What needs to be done
Your task is to restate the data word for word.

Exercise input
■ ■ ■ ■ ■
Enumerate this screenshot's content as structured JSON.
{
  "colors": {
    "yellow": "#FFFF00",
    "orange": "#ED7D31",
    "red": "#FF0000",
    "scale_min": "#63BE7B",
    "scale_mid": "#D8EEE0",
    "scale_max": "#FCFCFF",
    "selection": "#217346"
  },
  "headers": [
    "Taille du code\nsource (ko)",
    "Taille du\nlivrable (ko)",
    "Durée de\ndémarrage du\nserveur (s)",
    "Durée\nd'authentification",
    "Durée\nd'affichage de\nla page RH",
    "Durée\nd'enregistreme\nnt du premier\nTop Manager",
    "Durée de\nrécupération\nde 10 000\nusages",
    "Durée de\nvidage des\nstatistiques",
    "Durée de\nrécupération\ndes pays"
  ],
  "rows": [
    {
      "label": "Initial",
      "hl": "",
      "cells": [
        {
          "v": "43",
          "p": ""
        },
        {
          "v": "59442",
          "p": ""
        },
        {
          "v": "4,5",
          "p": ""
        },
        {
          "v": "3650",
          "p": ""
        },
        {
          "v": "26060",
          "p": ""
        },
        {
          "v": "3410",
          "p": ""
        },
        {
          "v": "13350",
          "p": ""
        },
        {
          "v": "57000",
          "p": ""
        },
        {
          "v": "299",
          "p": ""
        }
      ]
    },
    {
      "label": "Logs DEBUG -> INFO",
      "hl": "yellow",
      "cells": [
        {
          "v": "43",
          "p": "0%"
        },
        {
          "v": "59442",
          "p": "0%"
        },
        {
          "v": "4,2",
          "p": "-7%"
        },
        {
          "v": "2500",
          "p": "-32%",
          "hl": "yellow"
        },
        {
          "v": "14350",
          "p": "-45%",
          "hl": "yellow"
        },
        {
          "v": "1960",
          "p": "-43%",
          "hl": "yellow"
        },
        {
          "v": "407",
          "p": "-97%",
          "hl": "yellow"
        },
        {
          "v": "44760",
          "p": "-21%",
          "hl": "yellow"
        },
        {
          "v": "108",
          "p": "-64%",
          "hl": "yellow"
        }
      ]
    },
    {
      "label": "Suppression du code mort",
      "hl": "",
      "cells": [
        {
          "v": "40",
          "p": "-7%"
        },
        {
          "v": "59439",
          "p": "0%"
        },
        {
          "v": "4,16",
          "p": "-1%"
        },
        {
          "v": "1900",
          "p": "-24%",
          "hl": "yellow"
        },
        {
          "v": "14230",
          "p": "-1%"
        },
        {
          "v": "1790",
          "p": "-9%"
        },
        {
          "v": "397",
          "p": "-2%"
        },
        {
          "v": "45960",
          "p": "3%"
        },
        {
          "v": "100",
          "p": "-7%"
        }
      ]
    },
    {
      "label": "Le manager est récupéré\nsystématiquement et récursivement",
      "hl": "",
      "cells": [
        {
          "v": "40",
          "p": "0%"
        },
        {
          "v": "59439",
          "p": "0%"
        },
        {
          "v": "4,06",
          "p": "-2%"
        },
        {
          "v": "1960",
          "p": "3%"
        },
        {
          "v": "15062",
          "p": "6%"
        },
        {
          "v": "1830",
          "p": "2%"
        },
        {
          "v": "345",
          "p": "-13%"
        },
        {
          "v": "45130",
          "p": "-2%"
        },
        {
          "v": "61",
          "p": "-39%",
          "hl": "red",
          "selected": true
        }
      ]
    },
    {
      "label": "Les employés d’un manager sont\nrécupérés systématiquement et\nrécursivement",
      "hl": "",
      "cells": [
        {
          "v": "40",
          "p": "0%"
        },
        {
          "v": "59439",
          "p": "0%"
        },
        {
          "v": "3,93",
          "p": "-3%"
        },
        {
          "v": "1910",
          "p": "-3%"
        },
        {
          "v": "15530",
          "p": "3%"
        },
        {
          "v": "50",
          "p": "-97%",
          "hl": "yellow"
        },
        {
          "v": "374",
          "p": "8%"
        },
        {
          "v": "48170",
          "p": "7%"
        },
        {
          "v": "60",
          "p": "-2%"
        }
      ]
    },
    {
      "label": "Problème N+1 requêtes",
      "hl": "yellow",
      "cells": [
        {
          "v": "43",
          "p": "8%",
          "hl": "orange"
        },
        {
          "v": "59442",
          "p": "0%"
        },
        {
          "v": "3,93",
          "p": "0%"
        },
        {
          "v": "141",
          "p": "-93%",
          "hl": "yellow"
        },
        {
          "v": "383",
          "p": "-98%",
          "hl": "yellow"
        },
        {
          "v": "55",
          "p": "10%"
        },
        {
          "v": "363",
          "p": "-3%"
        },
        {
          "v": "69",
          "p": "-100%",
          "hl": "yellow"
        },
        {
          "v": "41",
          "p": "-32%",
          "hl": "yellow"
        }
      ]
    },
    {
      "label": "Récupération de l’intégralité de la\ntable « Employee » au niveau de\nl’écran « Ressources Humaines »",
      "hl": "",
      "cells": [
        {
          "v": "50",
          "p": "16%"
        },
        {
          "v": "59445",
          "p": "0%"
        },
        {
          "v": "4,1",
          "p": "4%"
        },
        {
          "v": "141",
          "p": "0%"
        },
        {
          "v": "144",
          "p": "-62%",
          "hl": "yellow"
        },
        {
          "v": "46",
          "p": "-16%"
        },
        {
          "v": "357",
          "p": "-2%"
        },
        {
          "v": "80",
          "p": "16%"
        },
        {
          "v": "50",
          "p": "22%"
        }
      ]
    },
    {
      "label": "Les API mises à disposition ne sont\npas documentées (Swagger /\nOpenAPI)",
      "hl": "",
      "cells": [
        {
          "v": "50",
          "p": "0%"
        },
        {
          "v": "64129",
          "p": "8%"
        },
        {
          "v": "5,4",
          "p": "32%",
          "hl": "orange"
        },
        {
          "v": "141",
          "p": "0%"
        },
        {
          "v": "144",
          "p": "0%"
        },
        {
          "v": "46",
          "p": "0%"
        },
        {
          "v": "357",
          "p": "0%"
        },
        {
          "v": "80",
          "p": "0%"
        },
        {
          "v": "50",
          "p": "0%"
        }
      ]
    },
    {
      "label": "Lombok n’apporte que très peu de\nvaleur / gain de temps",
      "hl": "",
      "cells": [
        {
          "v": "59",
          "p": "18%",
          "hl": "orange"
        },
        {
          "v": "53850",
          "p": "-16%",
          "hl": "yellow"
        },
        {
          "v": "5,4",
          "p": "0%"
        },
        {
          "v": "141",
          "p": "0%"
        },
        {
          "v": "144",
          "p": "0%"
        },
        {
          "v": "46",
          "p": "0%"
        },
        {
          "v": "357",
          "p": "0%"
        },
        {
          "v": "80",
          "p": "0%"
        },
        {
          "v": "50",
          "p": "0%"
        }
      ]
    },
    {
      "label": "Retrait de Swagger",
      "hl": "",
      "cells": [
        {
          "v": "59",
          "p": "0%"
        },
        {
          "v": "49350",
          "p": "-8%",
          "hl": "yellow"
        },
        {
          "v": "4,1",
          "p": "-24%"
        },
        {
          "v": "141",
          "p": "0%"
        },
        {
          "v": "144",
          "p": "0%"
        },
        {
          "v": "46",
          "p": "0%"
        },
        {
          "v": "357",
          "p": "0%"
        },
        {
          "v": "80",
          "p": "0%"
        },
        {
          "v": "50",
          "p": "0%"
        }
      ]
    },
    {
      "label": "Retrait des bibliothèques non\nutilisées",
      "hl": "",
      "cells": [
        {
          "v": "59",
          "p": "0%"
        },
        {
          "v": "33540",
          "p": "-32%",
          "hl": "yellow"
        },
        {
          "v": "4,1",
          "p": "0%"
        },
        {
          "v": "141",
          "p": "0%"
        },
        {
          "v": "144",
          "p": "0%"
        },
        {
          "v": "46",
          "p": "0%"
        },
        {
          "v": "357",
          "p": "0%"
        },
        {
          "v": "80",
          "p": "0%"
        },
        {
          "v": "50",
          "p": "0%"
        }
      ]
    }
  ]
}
■ ■ ■ ■ ■
Full answer
Enumerate this screenshot's content as structured JSON.
{
  "colors": {
    "yellow": "#FFFF00",
    "orange": "#ED7D31",
    "red": "#FF0000",
    "scale_min": "#63BE7B",
    "scale_mid": "#D8EEE0",
    "scale_max": "#FCFCFF",
    "selection": "#217346"
  },
  "headers": [
    "Taille du code\nsource (ko)",
    "Taille du\nlivrable (ko)",
    "Durée de\ndémarrage du\nserveur (s)",
    "Durée\nd'authentification",
    "Durée\nd'affichage de\nla page RH",
    "Durée\nd'enregistreme\nnt du premier\nTop Manager",
    "Durée de\nrécupération\nde 10 000\nusages",
    "Durée de\nvidage des\nstatistiques",
    "Durée de\nrécupération\ndes pays"
  ],
  "rows": [
    {
      "label": "Initial",
      "hl": "",
      "cells": [
        {
          "v": "43",
          "p": ""
        },
        {
          "v": "59442",
          "p": ""
        },
        {
          "v": "4,5",
          "p": ""
        },
        {
          "v": "3650",
          "p": ""
        },
        {
          "v": "26060",
          "p": ""
        },
        {
          "v": "3410",
          "p": ""
        },
        {
          "v": "13350",
          "p": ""
        },
        {
          "v": "57000",
          "p": ""
        },
        {
          "v": "299",
          "p": ""
        }
      ]
    },
    {
      "label": "Logs DEBUG -> INFO",
      "hl": "yellow",
      "cells": [
        {
          "v": "43",
          "p": "0%"
        },
        {
          "v": "59442",
          "p": "0%"
        },
        {
          "v": "4,2",
          "p": "-7%"
        },
        {
          "v": "2500",
          "p": "-32%",
          "hl": "yellow"
        },
        {
          "v": "14350",
          "p": "-45%",
          "hl": "yellow"
        },
        {
          "v": "1960",
          "p": "-43%",
          "hl": "yellow"
        },
        {
          "v": "407",
          "p": "-97%",
          "hl": "yellow"
        },
        {
          "v": "44760",
          "p": "-21%",
          "hl": "yellow"
        },
        {
          "v": "108",
          "p": "-64%",
          "hl": "yellow"
        }
      ]
    },
    {
      "label": "Suppression du code mort",
      "hl": "",
      "cells": [
        {
          "v": "40",
          "p": "-7%"
        },
        {
          "v": "59439",
          "p": "0%"
        },
        {
          "v": "4,16",
          "p": "-1%"
        },
        {
          "v": "1900",
          "p": "-24%",
          "hl": "yellow"
        },
        {
          "v": "14230",
          "p": "-1%"
        },
        {
          "v": "1790",
          "p": "-9%"
        },
        {
          "v": "397",
          "p": "-2%"
        },
        {
          "v": "45960",
          "p": "3%"
        },
        {
          "v": "100",
          "p": "-7%"
        }
      ]
    },
    {
      "label": "Le manager est récupéré\nsystématiquement et récursivement",
      "hl": "",
      "cells": [
        {
          "v": "40",
          "p": "0%"
        },
        {
          "v": "59439",
          "p": "0%"
        },
        {
          "v": "4,06",
          "p": "-2%"
        },
        {
          "v": "1960",
          "p": "3%"
        },
        {
          "v": "15062",
          "p": "6%"
        },
        {
          "v": "1830",
          "p": "2%"
        },
        {
          "v": "345",
          "p": "-13%"
        },
        {
          "v": "45130",
          "p": "-2%"
        },
        {
          "v": "61",
          "p": "-39%",
          "hl": "red",
          "selected": true
        }
      ]
    },
    {
      "label": "Les employés d’un manager sont\nrécupérés systématiquement et\nrécursivement",
      "hl": "",
      "cells": [
        {
          "v": "40",
          "p": "0%"
        },
        {
          "v": "59439",
          "p": "0%"
        },
        {
          "v": "3,93",
          "p": "-3%"
        },
        {
          "v": "1910",
          "p": "-3%"
        },
        {
          "v": "15530",
          "p": "3%"
        },
        {
          "v": "50",
          "p": "-97%",
          "hl": "yellow"
        },
        {
          "v": "374",
          "p": "8%"
        },
        {
          "v": "48170",
          "p": "7%"
        },
        {
          "v": "60",
          "p": "-2%"
        }
      ]
    },
    {
      "label": "Problème N+1 requêtes",
      "hl": "yellow",
      "cells": [
        {
          "v": "43",
          "p": "8%",
          "hl": "orange"
        },
        {
          "v": "59442",
          "p": "0%"
        },
        {
          "v": "3,93",
          "p": "0%"
        },
        {
          "v": "141",
          "p": "-93%",
          "hl": "yellow"
        },
        {
          "v": "383",
          "p": "-98%",
          "hl": "yellow"
        },
        {
          "v": "55",
          "p": "10%"
        },
        {
          "v": "363",
          "p": "-3%"
        },
        {
          "v": "69",
          "p": "-100%",
          "hl": "yellow"
        },
        {
          "v": "41",
          "p": "-32%",
          "hl": "yellow"
        }
      ]
    },
    {
      "label": "Récupération de l’intégralité de la\ntable « Employee » au niveau de\nl’écran « Ressources Humaines »",
      "hl": "",
      "cells": [
        {
          "v": "50",
          "p": "16%"
        },
        {
          "v": "59445",
          "p": "0%"
        },
        {
          "v": "4,1",
          "p": "4%"
        },
        {
          "v": "141",
          "p": "0%"
        },
        {
          "v": "144",
          "p": "-62%",
          "hl": "yellow"
        },
        {
          "v": "46",
          "p": "-16%"
        },
        {
          "v": "357",
          "p": "-2%"
        },
        {
          "v": "80",
          "p": "16%"
        },
        {
          "v": "50",
          "p": "22%"
        }
      ]
    },
    {
      "label": "Les API mises à disposition ne sont\npas documentées (Swagger /\nOpenAPI)",
      "hl": "",
      "cells": [
        {
          "v": "50",
          "p": "0%"
        },
        {
          "v": "64129",
          "p": "8%"
        },
        {
          "v": "5,4",
          "p": "32%",
          "hl": "orange"
        },
        {
          "v": "141",
          "p": "0%"
        },
        {
          "v": "144",
          "p": "0%"
        },
        {
          "v": "46",
          "p": "0%"
        },
        {
          "v": "357",
          "p": "0%"
        },
        {
          "v": "80",
          "p": "0%"
        },
        {
          "v": "50",
          "p": "0%"
        }
      ]
    },
    {
      "label": "Lombok n’apporte que très peu de\nvaleur / gain de temps",
      "hl": "",
      "cells": [
        {
          "v": "59",
          "p": "18%",
          "hl": "orange"
        },
        {
          "v": "53850",
          "p": "-16%",
          "hl": "yellow"
        },
        {
          "v": "5,4",
          "p": "0%"
        },
        {
          "v": "141",
          "p": "0%"
        },
        {
          "v": "144",
          "p": "0%"
        },
        {
          "v": "46",
          "p": "0%"
        },
        {
          "v": "357",
          "p": "0%"
        },
        {
          "v": "80",
          "p": "0%"
        },
        {
          "v": "50",
          "p": "0%"
        }
      ]
    },
    {
      "label": "Retrait de Swagger",
      "hl": "",
      "cells": [
        {
          "v": "59",
          "p": "0%"
        },
        {
          "v": "49350",
          "p": "-8%",
          "hl": "yellow"
        },
        {
          "v": "4,1",
          "p": "-24%"
        },
        {
          "v": "141",
          "p": "0%"
        },
        {
          "v": "144",
          "p": "0%"
        },
        {
          "v": "46",
          "p": "0%"
        },
        {
          "v": "357",
          "p": "0%"
        },
        {
          "v": "80",
          "p": "0%"
        },
        {
          "v": "50",
          "p": "0%"
        }
      ]
    },
    {
      "label": "Retrait des bibliothèques non\nutilisées",
      "hl": "",
      "cells": [
        {
          "v": "59",
          "p": "0%"
        },
        {
          "v": "33540",
          "p": "-32%",
          "hl": "yellow"
        },
        {
          "v": "4,1",
          "p": "0%"
        },
        {
          "v": "141",
          "p": "0%"
        },
        {
          "v": "144",
          "p": "0%"
        },
        {
          "v": "46",
          "p": "0%"
        },
        {
          "v": "357",
          "p": "0%"
        },
        {
          "v": "80",
          "p": "0%"
        },
        {
          "v": "50",
          "p": "0%"
        }
      ]
    }
  ]
}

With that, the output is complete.